## Metin Alıntısı
^^^^

Dijital kanalların ölçümünde ilk yaklaşım; her platformda genel olarak kullanılabilir metrikler ve performans göstergelerini (örneğin tıklama oranı), ardından da platforma özel olarak kullanılabilir diğer metrikler (dijital reklamda dönüşüm oranı / conversion rate, e-posta pazarlamasında abonelikten çıkma oranı / unsubscribe rate) ve performans göstergelerini listelemektir. Bu yaklaşımla platformlar ve bağlantılı olan metriklerin ve performans göstergelerinin ayrıntılı listesini oluşturmak mümkündür. Bu liste daha sonra bir başvuru kaynağı olarak kullanabilir.

^^^^

## Alıntılanan Veriler
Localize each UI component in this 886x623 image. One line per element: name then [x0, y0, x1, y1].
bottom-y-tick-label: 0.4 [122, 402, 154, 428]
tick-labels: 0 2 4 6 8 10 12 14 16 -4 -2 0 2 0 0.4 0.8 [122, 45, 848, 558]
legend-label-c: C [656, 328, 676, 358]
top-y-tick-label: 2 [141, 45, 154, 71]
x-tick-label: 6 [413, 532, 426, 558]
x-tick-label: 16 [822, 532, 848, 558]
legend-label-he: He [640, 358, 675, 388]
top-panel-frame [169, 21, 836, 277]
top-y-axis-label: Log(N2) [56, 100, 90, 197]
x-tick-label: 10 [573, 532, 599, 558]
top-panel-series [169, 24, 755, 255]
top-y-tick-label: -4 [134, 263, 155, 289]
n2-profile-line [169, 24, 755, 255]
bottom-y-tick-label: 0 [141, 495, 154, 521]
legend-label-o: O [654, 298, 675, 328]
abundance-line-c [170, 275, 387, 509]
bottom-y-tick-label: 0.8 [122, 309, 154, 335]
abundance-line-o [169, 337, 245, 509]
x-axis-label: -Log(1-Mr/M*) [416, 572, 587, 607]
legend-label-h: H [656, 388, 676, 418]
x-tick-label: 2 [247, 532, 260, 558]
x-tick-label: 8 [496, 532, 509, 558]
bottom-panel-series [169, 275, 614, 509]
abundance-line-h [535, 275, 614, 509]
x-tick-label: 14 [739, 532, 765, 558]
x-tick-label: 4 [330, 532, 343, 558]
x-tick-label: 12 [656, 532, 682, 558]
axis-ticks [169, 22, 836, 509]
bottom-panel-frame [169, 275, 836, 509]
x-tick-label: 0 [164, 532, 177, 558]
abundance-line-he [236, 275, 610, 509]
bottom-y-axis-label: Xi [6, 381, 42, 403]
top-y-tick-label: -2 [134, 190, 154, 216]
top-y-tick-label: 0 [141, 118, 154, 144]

^^^^

## Çözülecek Sorular
(A) Dijital kanal ölçümü metnine göre aşağıdaki soruları yanıtlayın:
(i) Her platformda genel olarak kullanılabilir performans göstergelerine hangi örnek veriliyor?
(ii) E-posta pazarlamasına özel metrik olarak hangisi anılıyor?
(iii) Oluşturulan liste daha sonra ne olarak kullanılabilir?
(B) Dijital kanal ölçümü metnini düzenleyin: "Dijital kanalların ölçümünde" sözcüklerini içeren yerden başlayıp "kaynağı olarak kullanabilir." sözcüklerinden sonra bitirerek bu bölümü "ayrıntılı" yerine "kapsamlı" koyarak yeniden yazın.
(C) Dijital kanal ölçümü metnini kaldığı yerden sürdürün.

## Verilen Yanıtlar
(A)
(i) Tıklama oranı.
(ii) Abonelikten çıkma oranı (unsubscribe rate).
(iii) Bir başvuru kaynağı olarak.

(B)
Dijital kanalların ölçümünde ilk yaklaşım; her platformda genel olarak kullanılabilir metrikler ve performans göstergelerini (örneğin tıklama oranı), ardından da platforma özel olarak kullanılabilir diğer metrikler (dijital reklamda dönüşüm oranı / conversion rate, e-posta pazarlamasında abonelikten çıkma oranı / unsubscribe rate) ve performans göstergelerini listelemektir. Bu yaklaşımla platformlar ve bağlantılı olan metriklerin ve performans göstergelerinin kapsamlı listesini oluşturmak mümkündür. Bu liste daha sonra bir başvuru kaynağı olarak kullanabilir.

(C)
Dijital kanalların ölçümünde ikinci yaklaşım; kullanılan platformun dönüşüm hedefi veya genel bir hedefte ne kadar etkili olduğunu ele almaktır. Örneğin; bir e-ticaret sitesinde yaz kampanyası hazırladığınızı düşünün, bu yaz kampanyasında yeni kullanıcı edinmek sizin genel hedefiniz olsun. Yaz kampanyasının web adresi sizin perakende mağazanızdır. Sabit olan dükkanınıza farklı yollar kullanılarak ulaşılabilir. Örneğin; sosyal medya kanallarında kampanya adreslerini paylaşabilirsiniz, dijital reklamlar ile arama sorgularında çıkabilirsiniz veya e-posta gönderdiğiniz kişiler kampanyanızı ziyaret edebilir.
Bu aşamada adresinizin sonuna ekleyeceğiniz adres belirteçleri ile kullanıcının o sayfaya hangi kanal üzerinden geldiğini tespit etmeniz mümkündür. Başka bir ifadeyle; web sitenize bin adet yeni üye kayıt olduğunda; bu üyelerin hangi kanallardan geldiğini bilmek, örneğin; 100 adet sosyal medya, 600 adet dijital reklam, 300 adet e-posta pazarlaması, sonraki kampanyalar için önemli ipuçları verecektir.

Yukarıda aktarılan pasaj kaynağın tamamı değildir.